WHAT THE TASK ASKS: Copy the records below exactly, omitting any pictures they contain.
>> Start
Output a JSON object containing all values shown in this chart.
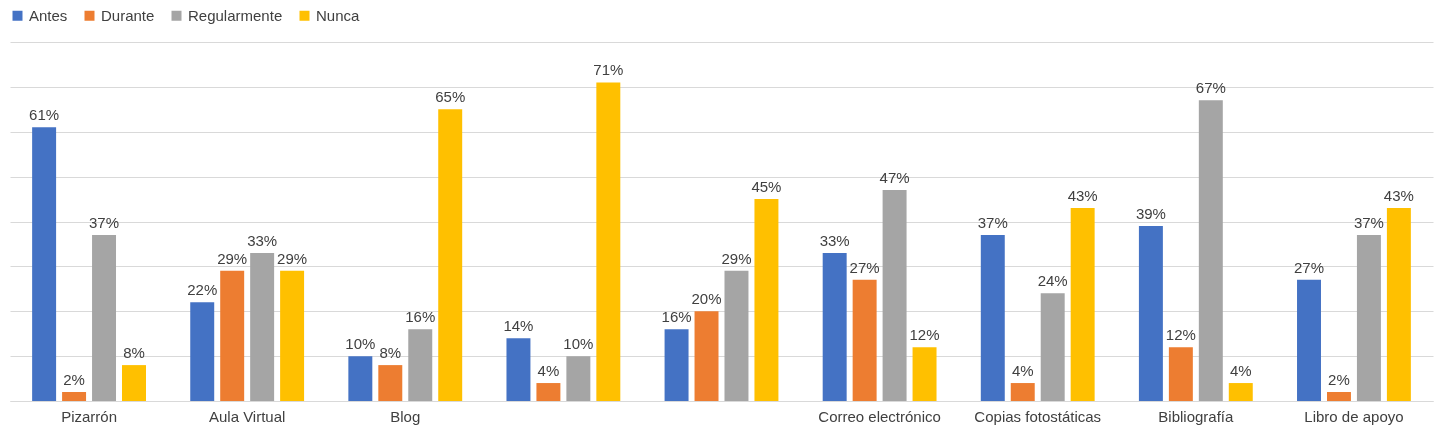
{
  "chart_data": {
    "type": "bar",
    "categories": [
      "Pizarrón",
      "Aula Virtual",
      "Blog",
      null,
      null,
      "Correo electrónico",
      "Copias fotostáticas",
      "Bibliografía",
      "Libro de apoyo"
    ],
    "series": [
      {
        "name": "Antes",
        "color": "#4472c4",
        "values": [
          61,
          22,
          10,
          14,
          16,
          33,
          37,
          39,
          27
        ],
        "value_labels": [
          "61%",
          "22%",
          "10%",
          "14%",
          "16%",
          "33%",
          "37%",
          "39%",
          "27%"
        ]
      },
      {
        "name": "Durante",
        "color": "#ed7d31",
        "values": [
          2,
          29,
          8,
          4,
          20,
          27,
          4,
          12,
          2
        ],
        "value_labels": [
          "2%",
          "29%",
          "8%",
          "4%",
          "20%",
          "27%",
          "4%",
          "12%",
          "2%"
        ]
      },
      {
        "name": "Regularmente",
        "color": "#a5a5a5",
        "values": [
          37,
          33,
          16,
          10,
          29,
          47,
          24,
          67,
          37
        ],
        "value_labels": [
          "37%",
          "33%",
          "16%",
          "10%",
          "29%",
          "47%",
          "24%",
          "67%",
          "37%"
        ]
      },
      {
        "name": "Nunca",
        "color": "#ffc000",
        "values": [
          8,
          29,
          65,
          71,
          45,
          12,
          43,
          4,
          43
        ],
        "value_labels": [
          "8%",
          "29%",
          "65%",
          "71%",
          "45%",
          "12%",
          "43%",
          "4%",
          "43%"
        ]
      }
    ],
    "ylim": [
      0,
      80
    ],
    "yticks": [
      {
        "value": 0,
        "label": null
      },
      {
        "value": 10,
        "label": null
      },
      {
        "value": 20,
        "label": null
      },
      {
        "value": 30,
        "label": null
      },
      {
        "value": 40,
        "label": null
      },
      {
        "value": 50,
        "label": null
      },
      {
        "value": 60,
        "label": null
      },
      {
        "value": 70,
        "label": null
      },
      {
        "value": 80,
        "label": null
      }
    ],
    "tick_labels": "x",
    "grid": "y",
    "legend": "top"
  }
}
>> End
FULL SOLUTION:
Output a JSON object containing all values shown in this chart.
{
  "chart_data": {
    "type": "bar",
    "categories": [
      "Pizarrón",
      "Aula Virtual",
      "Blog",
      null,
      null,
      "Correo electrónico",
      "Copias fotostáticas",
      "Bibliografía",
      "Libro de apoyo"
    ],
    "series": [
      {
        "name": "Antes",
        "color": "#4472c4",
        "values": [
          61,
          22,
          10,
          14,
          16,
          33,
          37,
          39,
          27
        ],
        "value_labels": [
          "61%",
          "22%",
          "10%",
          "14%",
          "16%",
          "33%",
          "37%",
          "39%",
          "27%"
        ]
      },
      {
        "name": "Durante",
        "color": "#ed7d31",
        "values": [
          2,
          29,
          8,
          4,
          20,
          27,
          4,
          12,
          2
        ],
        "value_labels": [
          "2%",
          "29%",
          "8%",
          "4%",
          "20%",
          "27%",
          "4%",
          "12%",
          "2%"
        ]
      },
      {
        "name": "Regularmente",
        "color": "#a5a5a5",
        "values": [
          37,
          33,
          16,
          10,
          29,
          47,
          24,
          67,
          37
        ],
        "value_labels": [
          "37%",
          "33%",
          "16%",
          "10%",
          "29%",
          "47%",
          "24%",
          "67%",
          "37%"
        ]
      },
      {
        "name": "Nunca",
        "color": "#ffc000",
        "values": [
          8,
          29,
          65,
          71,
          45,
          12,
          43,
          4,
          43
        ],
        "value_labels": [
          "8%",
          "29%",
          "65%",
          "71%",
          "45%",
          "12%",
          "43%",
          "4%",
          "43%"
        ]
      }
    ],
    "ylim": [
      0,
      80
    ],
    "yticks": [
      {
        "value": 0,
        "label": null
      },
      {
        "value": 10,
        "label": null
      },
      {
        "value": 20,
        "label": null
      },
      {
        "value": 30,
        "label": null
      },
      {
        "value": 40,
        "label": null
      },
      {
        "value": 50,
        "label": null
      },
      {
        "value": 60,
        "label": null
      },
      {
        "value": 70,
        "label": null
      },
      {
        "value": 80,
        "label": null
      }
    ],
    "tick_labels": "x",
    "grid": "y",
    "legend": "top"
  }
}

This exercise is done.